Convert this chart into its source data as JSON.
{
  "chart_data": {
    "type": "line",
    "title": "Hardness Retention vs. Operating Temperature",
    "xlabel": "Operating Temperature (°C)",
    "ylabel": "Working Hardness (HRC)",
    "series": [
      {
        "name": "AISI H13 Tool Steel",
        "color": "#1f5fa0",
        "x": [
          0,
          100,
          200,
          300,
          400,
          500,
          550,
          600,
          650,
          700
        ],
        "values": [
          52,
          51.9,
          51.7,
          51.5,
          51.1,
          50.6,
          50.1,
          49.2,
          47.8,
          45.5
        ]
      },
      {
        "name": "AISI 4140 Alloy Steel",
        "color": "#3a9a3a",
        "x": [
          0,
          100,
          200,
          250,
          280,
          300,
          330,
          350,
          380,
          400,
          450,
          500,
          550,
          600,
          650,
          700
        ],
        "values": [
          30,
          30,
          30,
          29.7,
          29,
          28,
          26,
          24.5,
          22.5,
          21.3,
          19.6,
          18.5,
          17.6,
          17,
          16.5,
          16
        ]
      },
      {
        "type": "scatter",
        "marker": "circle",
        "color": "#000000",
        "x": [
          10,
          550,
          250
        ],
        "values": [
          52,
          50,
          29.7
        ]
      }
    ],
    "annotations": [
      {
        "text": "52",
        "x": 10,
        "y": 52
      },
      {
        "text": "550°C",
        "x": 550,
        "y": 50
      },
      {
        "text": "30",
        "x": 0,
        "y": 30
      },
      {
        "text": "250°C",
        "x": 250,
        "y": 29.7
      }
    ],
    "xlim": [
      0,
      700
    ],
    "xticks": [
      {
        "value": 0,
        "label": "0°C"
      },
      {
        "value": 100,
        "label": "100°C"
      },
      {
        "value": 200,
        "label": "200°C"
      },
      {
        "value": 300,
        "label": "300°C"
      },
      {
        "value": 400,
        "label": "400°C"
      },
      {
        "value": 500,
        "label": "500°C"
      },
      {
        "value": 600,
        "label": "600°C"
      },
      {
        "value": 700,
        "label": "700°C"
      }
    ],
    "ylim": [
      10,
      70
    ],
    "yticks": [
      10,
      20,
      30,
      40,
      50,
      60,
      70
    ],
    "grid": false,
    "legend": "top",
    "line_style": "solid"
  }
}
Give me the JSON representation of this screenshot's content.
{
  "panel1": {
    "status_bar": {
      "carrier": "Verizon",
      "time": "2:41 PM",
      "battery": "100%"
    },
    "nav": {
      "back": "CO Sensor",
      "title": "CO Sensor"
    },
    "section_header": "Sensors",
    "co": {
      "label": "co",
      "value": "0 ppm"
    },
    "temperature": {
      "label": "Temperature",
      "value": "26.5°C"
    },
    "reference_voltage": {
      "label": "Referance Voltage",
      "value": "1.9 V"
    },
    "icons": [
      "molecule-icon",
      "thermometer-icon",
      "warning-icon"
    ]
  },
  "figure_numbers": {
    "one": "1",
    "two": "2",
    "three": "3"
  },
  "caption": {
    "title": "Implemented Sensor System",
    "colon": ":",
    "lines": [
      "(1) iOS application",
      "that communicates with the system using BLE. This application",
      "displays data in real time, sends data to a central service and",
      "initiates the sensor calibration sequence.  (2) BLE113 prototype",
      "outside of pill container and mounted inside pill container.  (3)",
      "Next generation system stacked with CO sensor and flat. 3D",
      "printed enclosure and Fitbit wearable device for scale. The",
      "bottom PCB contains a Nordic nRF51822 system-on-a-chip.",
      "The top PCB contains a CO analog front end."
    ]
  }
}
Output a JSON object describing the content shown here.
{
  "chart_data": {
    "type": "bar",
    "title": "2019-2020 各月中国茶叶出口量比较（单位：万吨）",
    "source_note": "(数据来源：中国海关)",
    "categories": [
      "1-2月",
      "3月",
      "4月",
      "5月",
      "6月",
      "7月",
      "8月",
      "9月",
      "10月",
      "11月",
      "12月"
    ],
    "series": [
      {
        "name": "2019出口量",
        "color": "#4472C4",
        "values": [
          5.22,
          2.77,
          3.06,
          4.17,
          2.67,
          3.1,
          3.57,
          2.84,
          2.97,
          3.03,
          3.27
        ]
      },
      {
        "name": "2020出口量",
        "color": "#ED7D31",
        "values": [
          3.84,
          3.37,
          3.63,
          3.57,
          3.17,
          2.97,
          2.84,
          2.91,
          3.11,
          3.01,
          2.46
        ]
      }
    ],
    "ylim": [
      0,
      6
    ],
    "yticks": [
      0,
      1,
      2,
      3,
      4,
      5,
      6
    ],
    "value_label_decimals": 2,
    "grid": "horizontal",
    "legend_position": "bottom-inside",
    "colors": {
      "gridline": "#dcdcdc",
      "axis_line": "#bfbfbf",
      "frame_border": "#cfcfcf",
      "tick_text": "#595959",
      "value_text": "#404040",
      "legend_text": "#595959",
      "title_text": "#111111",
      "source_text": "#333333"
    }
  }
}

........

## Task description
List the lines of the material in which the word "with" occurs.

## Solution
      "that communicates with the system using BLE. This application",
      "Next generation system stacked with CO sensor and flat. 3D",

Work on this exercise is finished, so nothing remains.